>> START

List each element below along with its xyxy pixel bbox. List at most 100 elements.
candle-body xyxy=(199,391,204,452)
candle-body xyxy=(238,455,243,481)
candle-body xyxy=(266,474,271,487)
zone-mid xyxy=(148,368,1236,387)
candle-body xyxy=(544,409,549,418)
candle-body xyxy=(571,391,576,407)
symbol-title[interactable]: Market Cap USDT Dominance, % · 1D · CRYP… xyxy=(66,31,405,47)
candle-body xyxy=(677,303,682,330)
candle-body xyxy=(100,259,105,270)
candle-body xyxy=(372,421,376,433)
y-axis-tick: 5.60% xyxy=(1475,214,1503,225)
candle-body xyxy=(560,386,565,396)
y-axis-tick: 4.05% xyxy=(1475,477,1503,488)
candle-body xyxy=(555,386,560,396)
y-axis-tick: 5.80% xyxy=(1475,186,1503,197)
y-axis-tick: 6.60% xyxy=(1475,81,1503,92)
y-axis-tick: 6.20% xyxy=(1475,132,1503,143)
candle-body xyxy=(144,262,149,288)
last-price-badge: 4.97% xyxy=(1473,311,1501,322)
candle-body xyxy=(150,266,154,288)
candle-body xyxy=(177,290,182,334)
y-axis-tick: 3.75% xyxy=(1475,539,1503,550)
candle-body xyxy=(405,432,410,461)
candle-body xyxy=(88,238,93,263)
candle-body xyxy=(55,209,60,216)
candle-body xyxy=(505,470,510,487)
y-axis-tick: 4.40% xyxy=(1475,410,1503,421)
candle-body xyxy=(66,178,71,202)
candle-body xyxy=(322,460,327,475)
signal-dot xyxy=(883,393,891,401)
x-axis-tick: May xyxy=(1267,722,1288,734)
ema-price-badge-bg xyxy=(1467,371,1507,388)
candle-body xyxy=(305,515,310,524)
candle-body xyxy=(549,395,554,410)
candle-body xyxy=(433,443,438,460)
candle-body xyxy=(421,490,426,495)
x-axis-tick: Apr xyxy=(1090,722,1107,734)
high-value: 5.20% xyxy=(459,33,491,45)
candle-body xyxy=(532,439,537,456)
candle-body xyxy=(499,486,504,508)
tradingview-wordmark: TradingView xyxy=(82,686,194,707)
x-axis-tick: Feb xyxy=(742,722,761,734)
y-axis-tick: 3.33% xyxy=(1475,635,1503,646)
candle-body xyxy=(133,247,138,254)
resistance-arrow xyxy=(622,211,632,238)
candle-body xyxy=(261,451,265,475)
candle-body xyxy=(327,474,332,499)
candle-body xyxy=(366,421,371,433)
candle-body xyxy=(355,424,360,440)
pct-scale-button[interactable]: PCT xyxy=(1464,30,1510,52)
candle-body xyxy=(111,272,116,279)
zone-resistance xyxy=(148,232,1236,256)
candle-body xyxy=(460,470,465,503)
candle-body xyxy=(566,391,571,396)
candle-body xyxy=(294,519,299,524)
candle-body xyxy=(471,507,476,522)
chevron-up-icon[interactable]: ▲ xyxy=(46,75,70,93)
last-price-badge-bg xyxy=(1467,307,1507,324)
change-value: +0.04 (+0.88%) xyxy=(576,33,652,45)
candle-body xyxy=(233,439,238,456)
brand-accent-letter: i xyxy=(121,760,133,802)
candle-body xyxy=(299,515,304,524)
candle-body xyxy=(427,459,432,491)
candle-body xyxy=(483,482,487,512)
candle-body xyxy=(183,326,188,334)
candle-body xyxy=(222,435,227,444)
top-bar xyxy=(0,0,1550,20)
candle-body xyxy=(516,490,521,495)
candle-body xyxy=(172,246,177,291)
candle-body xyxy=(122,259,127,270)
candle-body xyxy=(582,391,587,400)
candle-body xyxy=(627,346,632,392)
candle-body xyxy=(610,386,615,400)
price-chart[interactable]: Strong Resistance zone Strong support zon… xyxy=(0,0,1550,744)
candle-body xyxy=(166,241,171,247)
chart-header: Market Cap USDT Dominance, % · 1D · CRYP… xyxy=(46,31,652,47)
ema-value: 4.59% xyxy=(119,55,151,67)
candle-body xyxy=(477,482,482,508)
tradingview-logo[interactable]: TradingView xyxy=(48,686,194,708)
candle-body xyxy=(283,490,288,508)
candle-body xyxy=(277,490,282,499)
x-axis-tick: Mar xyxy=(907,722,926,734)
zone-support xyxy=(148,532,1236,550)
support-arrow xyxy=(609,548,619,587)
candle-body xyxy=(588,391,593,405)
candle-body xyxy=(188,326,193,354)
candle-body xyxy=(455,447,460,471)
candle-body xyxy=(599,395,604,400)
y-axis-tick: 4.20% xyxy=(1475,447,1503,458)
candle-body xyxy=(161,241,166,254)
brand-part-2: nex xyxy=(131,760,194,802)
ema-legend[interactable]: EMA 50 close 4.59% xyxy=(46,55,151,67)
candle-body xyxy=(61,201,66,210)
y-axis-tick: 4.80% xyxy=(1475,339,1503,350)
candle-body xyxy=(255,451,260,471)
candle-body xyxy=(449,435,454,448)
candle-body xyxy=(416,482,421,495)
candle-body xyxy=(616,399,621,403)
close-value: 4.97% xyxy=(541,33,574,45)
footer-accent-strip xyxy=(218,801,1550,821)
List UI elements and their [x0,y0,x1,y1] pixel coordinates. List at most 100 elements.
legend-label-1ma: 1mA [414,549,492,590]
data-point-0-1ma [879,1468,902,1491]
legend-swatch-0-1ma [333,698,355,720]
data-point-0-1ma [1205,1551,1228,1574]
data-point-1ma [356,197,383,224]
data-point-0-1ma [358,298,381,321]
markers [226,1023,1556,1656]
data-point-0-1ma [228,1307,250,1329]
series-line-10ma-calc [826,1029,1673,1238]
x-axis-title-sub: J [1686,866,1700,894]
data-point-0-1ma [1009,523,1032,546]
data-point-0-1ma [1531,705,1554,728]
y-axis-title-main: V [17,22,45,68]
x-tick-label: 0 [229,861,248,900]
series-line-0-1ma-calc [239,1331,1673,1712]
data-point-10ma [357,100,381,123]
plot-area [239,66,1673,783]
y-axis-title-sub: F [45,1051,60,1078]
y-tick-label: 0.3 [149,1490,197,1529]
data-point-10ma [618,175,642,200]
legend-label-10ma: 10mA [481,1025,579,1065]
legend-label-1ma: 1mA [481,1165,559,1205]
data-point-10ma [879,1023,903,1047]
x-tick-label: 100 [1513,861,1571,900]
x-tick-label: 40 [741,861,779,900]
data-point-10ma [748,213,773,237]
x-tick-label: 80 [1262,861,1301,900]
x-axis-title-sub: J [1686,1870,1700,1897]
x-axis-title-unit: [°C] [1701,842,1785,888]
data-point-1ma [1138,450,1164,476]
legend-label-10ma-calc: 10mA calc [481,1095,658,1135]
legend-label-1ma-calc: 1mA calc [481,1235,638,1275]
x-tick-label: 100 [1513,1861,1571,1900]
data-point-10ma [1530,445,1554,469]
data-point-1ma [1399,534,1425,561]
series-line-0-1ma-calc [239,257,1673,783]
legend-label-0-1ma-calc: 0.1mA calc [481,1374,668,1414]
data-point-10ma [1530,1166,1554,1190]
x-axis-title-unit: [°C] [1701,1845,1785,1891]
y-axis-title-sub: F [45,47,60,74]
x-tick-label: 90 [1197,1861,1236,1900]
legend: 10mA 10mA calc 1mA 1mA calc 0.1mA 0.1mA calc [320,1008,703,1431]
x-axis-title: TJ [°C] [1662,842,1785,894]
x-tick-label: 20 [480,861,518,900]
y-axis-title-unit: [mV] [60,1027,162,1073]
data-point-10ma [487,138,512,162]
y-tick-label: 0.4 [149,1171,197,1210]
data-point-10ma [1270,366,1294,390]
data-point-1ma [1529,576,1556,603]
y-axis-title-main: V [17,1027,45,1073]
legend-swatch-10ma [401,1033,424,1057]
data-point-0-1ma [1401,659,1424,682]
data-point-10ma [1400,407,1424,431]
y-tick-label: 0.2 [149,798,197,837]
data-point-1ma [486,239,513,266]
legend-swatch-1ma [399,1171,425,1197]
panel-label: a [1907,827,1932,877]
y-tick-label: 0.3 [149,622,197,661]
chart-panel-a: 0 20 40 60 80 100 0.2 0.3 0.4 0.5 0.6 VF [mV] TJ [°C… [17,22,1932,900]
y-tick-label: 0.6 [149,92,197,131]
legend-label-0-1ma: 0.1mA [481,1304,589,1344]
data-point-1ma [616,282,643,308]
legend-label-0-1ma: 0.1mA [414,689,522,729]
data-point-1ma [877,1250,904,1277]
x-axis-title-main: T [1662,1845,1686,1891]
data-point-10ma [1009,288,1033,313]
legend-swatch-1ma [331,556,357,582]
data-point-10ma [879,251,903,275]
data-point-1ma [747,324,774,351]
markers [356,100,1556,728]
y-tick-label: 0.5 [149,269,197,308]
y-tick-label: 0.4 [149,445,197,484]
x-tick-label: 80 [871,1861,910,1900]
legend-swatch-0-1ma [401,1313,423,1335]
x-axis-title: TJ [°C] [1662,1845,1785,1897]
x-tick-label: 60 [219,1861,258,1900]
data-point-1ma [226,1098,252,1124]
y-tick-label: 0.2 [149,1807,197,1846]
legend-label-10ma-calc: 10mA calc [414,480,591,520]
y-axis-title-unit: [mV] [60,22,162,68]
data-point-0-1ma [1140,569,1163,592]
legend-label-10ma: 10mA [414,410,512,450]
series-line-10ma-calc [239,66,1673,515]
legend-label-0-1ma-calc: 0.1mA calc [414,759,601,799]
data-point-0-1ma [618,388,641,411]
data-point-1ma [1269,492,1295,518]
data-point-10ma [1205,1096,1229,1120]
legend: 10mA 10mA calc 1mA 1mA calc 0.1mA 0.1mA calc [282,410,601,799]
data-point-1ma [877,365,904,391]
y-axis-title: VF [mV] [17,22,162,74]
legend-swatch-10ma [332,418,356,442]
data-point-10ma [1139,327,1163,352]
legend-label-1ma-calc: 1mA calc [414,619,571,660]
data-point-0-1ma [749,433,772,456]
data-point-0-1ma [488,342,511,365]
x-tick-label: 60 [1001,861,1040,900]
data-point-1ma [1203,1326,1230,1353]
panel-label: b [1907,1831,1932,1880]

>> END

#### WORK INSTRUCTIONS:
Reproduce the stretch from the start of the material through the line containing "y-axis-tick: 3.75% xyxy=(1475,539,1503,550)", with every "candle-body" swapped for "candlestick-body" and nothing else altered. Give only those lines.

#### SOLUTION:
List each element below along with its xyxy pixel bbox. List at most 100 elements.
candlestick-body xyxy=(199,391,204,452)
candlestick-body xyxy=(238,455,243,481)
candlestick-body xyxy=(266,474,271,487)
zone-mid xyxy=(148,368,1236,387)
candlestick-body xyxy=(544,409,549,418)
candlestick-body xyxy=(571,391,576,407)
symbol-title[interactable]: Market Cap USDT Dominance, % · 1D · CRYP… xyxy=(66,31,405,47)
candlestick-body xyxy=(677,303,682,330)
candlestick-body xyxy=(100,259,105,270)
candlestick-body xyxy=(372,421,376,433)
y-axis-tick: 5.60% xyxy=(1475,214,1503,225)
candlestick-body xyxy=(560,386,565,396)
y-axis-tick: 4.05% xyxy=(1475,477,1503,488)
candlestick-body xyxy=(555,386,560,396)
y-axis-tick: 5.80% xyxy=(1475,186,1503,197)
y-axis-tick: 6.60% xyxy=(1475,81,1503,92)
y-axis-tick: 6.20% xyxy=(1475,132,1503,143)
candlestick-body xyxy=(144,262,149,288)
last-price-badge: 4.97% xyxy=(1473,311,1501,322)
candlestick-body xyxy=(150,266,154,288)
candlestick-body xyxy=(177,290,182,334)
y-axis-tick: 3.75% xyxy=(1475,539,1503,550)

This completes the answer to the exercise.